--- Begin Recorded information ---

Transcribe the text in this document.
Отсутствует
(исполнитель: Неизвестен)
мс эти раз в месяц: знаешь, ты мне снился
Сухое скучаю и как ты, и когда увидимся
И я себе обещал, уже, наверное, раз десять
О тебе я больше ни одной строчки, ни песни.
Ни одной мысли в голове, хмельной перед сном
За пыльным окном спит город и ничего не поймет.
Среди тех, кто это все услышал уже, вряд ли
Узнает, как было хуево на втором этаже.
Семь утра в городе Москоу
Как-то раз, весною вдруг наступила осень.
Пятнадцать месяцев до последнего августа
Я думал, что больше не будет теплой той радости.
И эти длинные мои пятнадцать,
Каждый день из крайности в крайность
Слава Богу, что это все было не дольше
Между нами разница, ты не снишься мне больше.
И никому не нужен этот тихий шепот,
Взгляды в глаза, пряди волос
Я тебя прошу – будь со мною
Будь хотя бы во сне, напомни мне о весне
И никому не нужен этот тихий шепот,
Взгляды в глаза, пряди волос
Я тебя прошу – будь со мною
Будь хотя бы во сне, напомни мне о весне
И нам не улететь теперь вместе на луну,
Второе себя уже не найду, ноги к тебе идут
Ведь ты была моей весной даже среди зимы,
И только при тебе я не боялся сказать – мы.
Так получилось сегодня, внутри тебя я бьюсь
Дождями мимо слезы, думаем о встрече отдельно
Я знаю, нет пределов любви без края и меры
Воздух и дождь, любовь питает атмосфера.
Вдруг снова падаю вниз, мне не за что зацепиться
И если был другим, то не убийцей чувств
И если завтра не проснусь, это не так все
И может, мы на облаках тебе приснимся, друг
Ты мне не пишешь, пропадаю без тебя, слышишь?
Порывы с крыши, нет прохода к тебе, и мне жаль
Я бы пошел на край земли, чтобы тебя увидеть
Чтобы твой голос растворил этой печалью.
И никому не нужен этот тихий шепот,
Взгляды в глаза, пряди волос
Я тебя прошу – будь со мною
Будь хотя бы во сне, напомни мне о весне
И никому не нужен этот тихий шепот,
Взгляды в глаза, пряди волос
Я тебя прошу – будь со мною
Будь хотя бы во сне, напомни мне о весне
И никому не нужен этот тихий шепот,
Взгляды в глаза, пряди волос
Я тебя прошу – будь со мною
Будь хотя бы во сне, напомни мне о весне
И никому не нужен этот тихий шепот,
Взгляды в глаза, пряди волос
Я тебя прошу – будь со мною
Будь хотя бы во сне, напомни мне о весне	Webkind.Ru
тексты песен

--- End Recorded information ---

**Task details:** Write out the full listing, keeping every line exactly as it is.

**Task response:**
Transcribe the text in this document.
Отсутствует
(исполнитель: Неизвестен)
мс эти раз в месяц: знаешь, ты мне снился
Сухое скучаю и как ты, и когда увидимся
И я себе обещал, уже, наверное, раз десять
О тебе я больше ни одной строчки, ни песни.
Ни одной мысли в голове, хмельной перед сном
За пыльным окном спит город и ничего не поймет.
Среди тех, кто это все услышал уже, вряд ли
Узнает, как было хуево на втором этаже.
Семь утра в городе Москоу
Как-то раз, весною вдруг наступила осень.
Пятнадцать месяцев до последнего августа
Я думал, что больше не будет теплой той радости.
И эти длинные мои пятнадцать,
Каждый день из крайности в крайность
Слава Богу, что это все было не дольше
Между нами разница, ты не снишься мне больше.
И никому не нужен этот тихий шепот,
Взгляды в глаза, пряди волос
Я тебя прошу – будь со мною
Будь хотя бы во сне, напомни мне о весне
И никому не нужен этот тихий шепот,
Взгляды в глаза, пряди волос
Я тебя прошу – будь со мною
Будь хотя бы во сне, напомни мне о весне
И нам не улететь теперь вместе на луну,
Второе себя уже не найду, ноги к тебе идут
Ведь ты была моей весной даже среди зимы,
И только при тебе я не боялся сказать – мы.
Так получилось сегодня, внутри тебя я бьюсь
Дождями мимо слезы, думаем о встрече отдельно
Я знаю, нет пределов любви без края и меры
Воздух и дождь, любовь питает атмосфера.
Вдруг снова падаю вниз, мне не за что зацепиться
И если был другим, то не убийцей чувств
И если завтра не проснусь, это не так все
И может, мы на облаках тебе приснимся, друг
Ты мне не пишешь, пропадаю без тебя, слышишь?
Порывы с крыши, нет прохода к тебе, и мне жаль
Я бы пошел на край земли, чтобы тебя увидеть
Чтобы твой голос растворил этой печалью.
И никому не нужен этот тихий шепот,
Взгляды в глаза, пряди волос
Я тебя прошу – будь со мною
Будь хотя бы во сне, напомни мне о весне
И никому не нужен этот тихий шепот,
Взгляды в глаза, пряди волос
Я тебя прошу – будь со мною
Будь хотя бы во сне, напомни мне о весне
И никому не нужен этот тихий шепот,
Взгляды в глаза, пряди волос
Я тебя прошу – будь со мною
Будь хотя бы во сне, напомни мне о весне
И никому не нужен этот тихий шепот,
Взгляды в глаза, пряди волос
Я тебя прошу – будь со мною
Будь хотя бы во сне, напомни мне о весне	Webkind.Ru
тексты песен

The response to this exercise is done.